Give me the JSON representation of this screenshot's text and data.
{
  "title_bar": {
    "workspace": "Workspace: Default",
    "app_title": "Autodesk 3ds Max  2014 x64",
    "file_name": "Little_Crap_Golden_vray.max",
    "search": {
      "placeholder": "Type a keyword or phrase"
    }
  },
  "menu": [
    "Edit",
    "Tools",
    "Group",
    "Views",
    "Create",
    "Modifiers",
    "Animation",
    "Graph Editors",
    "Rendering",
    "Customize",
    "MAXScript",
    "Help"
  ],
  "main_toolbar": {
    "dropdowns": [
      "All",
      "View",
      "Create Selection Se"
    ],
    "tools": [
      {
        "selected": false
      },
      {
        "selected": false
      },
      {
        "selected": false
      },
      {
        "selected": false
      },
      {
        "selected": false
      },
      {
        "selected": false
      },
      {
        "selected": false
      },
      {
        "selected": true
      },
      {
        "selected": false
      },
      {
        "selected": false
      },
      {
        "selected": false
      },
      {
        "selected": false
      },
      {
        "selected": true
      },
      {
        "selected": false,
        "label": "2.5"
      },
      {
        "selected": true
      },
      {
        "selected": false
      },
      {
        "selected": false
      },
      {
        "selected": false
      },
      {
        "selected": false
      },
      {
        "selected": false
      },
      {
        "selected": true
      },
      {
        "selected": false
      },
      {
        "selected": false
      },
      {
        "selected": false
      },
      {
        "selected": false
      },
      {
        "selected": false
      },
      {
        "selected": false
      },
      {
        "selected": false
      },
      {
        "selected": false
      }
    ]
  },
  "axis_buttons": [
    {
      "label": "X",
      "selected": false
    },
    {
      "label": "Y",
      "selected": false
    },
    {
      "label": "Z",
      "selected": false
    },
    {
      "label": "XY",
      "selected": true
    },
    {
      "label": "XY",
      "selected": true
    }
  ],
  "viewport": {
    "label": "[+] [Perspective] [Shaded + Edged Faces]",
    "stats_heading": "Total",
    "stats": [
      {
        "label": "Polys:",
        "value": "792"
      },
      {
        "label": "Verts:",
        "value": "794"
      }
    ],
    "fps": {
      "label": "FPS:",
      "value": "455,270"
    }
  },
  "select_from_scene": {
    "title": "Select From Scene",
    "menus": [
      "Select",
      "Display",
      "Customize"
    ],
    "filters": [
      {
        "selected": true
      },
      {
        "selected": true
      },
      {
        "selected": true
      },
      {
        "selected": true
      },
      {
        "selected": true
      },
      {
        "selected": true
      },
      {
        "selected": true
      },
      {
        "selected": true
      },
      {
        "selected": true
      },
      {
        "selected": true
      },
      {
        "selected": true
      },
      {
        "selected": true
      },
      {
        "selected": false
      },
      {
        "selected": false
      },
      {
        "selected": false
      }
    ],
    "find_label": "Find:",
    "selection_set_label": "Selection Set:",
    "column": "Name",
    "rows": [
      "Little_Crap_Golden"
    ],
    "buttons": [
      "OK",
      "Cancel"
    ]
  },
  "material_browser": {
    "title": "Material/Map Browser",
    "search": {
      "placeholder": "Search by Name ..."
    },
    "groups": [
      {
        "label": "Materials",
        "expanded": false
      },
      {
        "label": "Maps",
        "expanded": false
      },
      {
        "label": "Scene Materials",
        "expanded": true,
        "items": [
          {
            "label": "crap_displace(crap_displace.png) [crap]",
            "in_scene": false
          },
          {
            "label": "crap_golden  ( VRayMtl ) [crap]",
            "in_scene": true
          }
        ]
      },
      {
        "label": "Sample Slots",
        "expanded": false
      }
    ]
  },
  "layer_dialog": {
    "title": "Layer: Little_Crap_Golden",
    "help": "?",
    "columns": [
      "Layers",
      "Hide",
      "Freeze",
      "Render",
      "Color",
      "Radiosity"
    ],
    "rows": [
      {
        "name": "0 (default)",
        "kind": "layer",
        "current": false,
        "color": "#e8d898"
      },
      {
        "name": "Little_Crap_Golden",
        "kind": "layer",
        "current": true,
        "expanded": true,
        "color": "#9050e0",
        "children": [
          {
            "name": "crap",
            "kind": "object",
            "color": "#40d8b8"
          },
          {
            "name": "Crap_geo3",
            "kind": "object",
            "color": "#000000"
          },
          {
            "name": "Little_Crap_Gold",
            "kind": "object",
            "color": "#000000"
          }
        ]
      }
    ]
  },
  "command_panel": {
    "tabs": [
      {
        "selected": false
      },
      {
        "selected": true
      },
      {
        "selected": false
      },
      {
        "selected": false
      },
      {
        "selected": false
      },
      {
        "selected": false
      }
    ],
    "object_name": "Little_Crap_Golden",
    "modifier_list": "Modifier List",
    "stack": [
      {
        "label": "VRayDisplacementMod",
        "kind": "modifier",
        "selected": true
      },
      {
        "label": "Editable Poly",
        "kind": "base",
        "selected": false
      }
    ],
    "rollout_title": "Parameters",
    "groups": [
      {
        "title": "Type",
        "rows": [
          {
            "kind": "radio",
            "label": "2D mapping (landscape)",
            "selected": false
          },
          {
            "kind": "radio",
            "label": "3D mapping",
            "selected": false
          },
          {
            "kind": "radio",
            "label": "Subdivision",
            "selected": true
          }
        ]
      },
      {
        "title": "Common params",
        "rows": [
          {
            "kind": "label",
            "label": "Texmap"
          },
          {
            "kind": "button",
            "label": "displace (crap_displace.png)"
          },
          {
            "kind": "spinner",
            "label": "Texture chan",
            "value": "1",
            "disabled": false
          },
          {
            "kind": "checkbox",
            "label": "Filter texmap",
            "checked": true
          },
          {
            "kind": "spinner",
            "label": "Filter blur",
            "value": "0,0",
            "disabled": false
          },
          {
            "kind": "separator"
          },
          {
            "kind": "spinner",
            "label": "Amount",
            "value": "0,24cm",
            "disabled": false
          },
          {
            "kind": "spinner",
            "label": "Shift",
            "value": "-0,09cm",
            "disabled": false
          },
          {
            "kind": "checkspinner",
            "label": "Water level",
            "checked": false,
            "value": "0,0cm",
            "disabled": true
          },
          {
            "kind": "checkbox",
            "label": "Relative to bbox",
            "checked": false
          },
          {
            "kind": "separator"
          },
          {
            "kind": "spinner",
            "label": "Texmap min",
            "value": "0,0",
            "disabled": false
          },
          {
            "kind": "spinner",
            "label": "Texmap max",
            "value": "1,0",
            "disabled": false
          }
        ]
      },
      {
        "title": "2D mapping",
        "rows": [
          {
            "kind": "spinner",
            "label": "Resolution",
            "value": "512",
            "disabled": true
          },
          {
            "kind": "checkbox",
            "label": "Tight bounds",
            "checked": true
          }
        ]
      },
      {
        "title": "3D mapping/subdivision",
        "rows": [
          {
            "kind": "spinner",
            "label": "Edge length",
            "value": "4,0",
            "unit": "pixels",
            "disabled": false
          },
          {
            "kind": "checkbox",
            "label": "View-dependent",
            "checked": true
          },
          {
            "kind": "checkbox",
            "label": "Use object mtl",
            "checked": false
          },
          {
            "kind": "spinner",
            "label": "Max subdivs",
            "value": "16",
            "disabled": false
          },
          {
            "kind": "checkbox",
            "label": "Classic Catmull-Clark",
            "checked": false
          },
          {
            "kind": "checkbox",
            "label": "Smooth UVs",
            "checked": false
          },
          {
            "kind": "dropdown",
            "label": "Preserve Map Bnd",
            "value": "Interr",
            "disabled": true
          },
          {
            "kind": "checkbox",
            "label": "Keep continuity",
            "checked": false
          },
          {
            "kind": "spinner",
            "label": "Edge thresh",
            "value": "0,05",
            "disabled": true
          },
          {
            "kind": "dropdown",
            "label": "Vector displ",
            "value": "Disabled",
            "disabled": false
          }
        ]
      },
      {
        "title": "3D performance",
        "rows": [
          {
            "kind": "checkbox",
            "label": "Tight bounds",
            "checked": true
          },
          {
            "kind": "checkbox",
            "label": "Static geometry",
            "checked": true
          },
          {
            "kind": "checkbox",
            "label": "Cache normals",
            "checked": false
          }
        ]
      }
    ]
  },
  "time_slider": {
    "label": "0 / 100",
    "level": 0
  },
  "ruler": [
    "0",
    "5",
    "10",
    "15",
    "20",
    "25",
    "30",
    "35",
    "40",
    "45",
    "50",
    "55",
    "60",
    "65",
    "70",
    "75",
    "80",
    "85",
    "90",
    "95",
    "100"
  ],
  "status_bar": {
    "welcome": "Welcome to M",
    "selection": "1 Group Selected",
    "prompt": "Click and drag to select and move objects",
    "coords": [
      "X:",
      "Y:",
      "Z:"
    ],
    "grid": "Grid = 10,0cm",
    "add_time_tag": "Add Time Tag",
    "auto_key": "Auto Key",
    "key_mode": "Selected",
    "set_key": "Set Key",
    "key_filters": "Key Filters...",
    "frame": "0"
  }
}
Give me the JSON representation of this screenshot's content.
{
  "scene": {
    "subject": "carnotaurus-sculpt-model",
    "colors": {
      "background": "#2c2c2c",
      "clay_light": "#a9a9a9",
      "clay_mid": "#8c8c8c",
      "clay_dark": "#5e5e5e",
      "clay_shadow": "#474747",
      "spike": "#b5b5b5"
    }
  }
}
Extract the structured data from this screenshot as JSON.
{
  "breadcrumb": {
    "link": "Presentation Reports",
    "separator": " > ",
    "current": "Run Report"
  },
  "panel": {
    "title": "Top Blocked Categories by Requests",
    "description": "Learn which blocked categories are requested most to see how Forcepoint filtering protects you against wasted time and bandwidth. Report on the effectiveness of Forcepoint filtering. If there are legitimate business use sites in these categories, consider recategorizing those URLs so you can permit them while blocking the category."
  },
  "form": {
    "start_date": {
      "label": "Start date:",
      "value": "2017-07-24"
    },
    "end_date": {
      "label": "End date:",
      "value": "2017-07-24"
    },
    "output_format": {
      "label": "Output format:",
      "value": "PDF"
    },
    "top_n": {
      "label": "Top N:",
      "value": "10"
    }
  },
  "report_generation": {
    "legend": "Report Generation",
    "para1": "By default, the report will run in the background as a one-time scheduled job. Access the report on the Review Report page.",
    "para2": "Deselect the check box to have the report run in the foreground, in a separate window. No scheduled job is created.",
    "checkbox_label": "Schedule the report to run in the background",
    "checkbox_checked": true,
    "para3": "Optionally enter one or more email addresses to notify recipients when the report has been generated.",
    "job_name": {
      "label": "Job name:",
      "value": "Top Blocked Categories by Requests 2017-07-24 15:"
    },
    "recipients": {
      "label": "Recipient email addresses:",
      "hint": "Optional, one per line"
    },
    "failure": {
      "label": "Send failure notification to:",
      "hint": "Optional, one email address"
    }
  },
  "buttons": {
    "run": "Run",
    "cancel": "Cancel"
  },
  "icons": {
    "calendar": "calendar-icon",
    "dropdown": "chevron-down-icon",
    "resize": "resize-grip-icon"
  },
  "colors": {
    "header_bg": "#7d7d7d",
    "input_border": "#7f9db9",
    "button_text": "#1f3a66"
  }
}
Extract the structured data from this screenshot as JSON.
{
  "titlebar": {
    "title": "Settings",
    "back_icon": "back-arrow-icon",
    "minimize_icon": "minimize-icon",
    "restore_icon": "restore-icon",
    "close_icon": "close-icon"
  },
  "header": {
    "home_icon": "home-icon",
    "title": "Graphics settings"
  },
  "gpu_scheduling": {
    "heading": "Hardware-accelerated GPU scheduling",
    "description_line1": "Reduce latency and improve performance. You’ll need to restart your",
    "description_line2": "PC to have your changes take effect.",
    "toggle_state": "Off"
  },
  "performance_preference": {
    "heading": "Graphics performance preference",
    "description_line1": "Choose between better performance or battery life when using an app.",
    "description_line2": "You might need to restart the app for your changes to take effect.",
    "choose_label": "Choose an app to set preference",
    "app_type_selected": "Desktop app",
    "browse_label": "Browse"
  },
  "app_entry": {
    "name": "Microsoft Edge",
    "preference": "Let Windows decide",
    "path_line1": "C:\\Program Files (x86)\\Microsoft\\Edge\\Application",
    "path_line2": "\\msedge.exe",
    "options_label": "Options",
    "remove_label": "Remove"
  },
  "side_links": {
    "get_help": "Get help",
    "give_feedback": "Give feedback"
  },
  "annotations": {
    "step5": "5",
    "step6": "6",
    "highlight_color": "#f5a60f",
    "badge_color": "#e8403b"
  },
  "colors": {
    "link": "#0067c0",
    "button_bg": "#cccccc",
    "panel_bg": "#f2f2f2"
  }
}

## The task
Count how many lines of the listing above include "Choose" and report that number alone.

## Task output
2